**Data provided**

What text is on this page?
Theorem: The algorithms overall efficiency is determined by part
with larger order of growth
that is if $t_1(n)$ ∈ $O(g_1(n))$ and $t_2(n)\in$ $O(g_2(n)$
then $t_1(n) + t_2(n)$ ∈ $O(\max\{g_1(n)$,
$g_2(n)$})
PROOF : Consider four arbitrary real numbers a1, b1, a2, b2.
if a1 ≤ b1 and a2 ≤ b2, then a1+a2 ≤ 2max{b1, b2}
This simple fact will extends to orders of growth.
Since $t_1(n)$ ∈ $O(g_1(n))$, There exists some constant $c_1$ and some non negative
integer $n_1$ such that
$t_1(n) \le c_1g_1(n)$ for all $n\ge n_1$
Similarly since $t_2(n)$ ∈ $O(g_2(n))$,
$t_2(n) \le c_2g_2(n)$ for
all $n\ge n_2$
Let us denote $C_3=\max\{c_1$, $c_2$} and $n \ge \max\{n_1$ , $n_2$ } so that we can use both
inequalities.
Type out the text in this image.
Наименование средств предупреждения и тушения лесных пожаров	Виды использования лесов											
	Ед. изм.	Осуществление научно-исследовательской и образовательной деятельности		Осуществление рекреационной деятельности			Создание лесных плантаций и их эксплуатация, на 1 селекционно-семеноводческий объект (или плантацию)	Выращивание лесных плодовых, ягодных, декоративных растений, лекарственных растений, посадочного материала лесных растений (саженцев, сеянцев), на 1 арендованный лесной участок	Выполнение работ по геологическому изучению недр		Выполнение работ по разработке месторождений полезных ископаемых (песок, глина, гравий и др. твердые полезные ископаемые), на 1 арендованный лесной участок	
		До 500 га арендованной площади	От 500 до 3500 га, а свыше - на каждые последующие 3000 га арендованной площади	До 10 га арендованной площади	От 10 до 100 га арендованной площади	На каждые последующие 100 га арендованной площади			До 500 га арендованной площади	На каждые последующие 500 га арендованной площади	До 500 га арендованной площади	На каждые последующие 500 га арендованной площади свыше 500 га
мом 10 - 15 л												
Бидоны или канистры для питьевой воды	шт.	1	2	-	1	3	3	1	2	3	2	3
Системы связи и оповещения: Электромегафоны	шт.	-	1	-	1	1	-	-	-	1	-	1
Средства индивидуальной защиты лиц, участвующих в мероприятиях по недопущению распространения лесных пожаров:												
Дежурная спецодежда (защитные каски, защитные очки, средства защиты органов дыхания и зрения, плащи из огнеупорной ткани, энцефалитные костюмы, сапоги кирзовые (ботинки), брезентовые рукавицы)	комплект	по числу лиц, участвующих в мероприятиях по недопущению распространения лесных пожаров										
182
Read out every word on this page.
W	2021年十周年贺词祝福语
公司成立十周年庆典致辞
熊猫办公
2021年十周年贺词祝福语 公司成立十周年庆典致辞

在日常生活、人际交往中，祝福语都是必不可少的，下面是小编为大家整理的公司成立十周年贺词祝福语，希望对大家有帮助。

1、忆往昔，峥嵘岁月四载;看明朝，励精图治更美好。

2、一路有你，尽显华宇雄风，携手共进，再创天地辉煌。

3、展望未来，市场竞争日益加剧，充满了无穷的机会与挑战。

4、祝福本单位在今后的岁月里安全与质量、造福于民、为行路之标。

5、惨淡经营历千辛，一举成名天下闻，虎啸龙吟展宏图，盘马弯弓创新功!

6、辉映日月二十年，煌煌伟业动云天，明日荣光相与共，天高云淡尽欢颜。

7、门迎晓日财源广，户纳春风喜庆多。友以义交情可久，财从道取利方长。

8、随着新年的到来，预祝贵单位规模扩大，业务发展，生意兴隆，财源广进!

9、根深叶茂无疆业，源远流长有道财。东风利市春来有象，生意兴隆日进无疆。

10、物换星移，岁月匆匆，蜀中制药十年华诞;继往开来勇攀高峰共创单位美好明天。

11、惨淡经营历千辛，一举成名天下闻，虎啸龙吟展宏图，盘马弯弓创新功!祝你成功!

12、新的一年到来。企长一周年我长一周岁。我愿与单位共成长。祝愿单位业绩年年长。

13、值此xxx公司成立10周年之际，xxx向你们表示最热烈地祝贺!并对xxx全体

**Given task**
Which lines contain "недопущению"? Copy each of them.

**Response**
Средства индивидуальной защиты лиц, участвующих в мероприятиях по недопущению распространения лесных пожаров:												
Дежурная спецодежда (защитные каски, защитные очки, средства защиты органов дыхания и зрения, плащи из огнеупорной ткани, энцефалитные костюмы, сапоги кирзовые (ботинки), брезентовые рукавицы)	комплект	по числу лиц, участвующих в мероприятиях по недопущению распространения лесных пожаров										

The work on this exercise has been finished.